**DATA TO PROCESS**:
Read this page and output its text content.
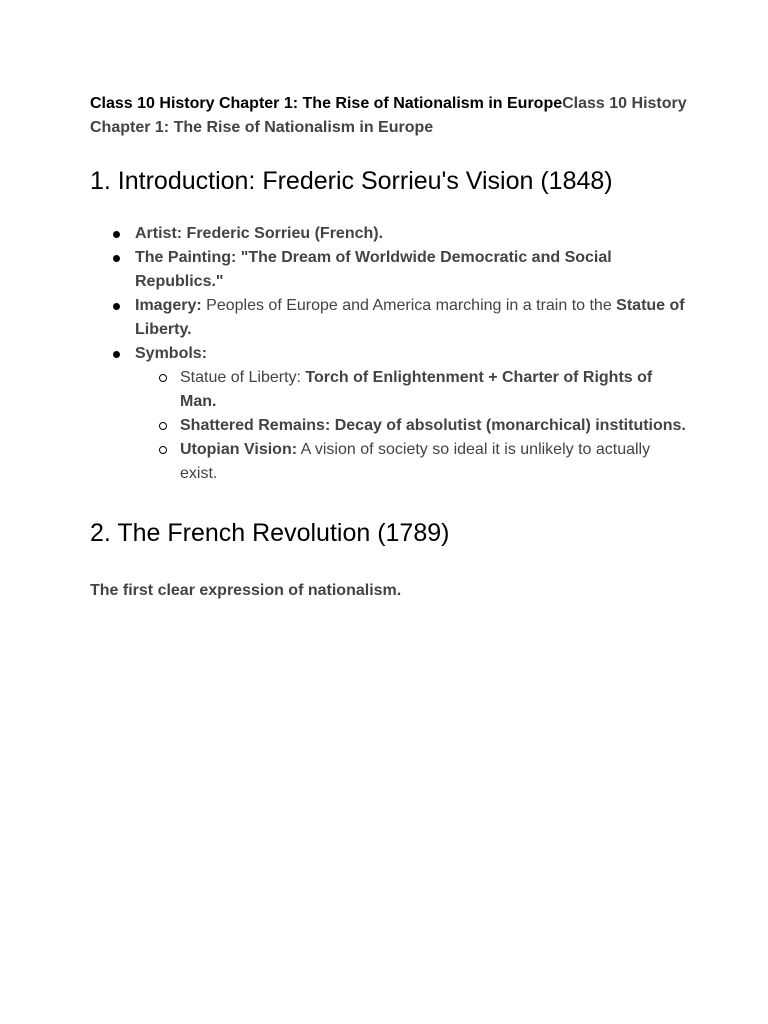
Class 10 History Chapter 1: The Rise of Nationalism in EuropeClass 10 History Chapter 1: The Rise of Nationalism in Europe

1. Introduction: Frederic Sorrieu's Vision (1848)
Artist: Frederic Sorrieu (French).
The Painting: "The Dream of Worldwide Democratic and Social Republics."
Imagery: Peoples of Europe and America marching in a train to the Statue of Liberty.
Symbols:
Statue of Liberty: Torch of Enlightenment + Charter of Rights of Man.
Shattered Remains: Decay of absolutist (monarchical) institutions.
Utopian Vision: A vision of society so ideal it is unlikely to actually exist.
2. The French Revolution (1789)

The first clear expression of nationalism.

**TASK REQUIREMENTS**: Copy the listing word for word, excluding its pictures.

**ANSWER TO THE EXERCISE**:
Read this page and output its text content.
Class 10 History Chapter 1: The Rise of Nationalism in EuropeClass 10 History Chapter 1: The Rise of Nationalism in Europe

1. Introduction: Frederic Sorrieu's Vision (1848)
Artist: Frederic Sorrieu (French).
The Painting: "The Dream of Worldwide Democratic and Social Republics."
Imagery: Peoples of Europe and America marching in a train to the Statue of Liberty.
Symbols:
Statue of Liberty: Torch of Enlightenment + Charter of Rights of Man.
Shattered Remains: Decay of absolutist (monarchical) institutions.
Utopian Vision: A vision of society so ideal it is unlikely to actually exist.
2. The French Revolution (1789)

The first clear expression of nationalism.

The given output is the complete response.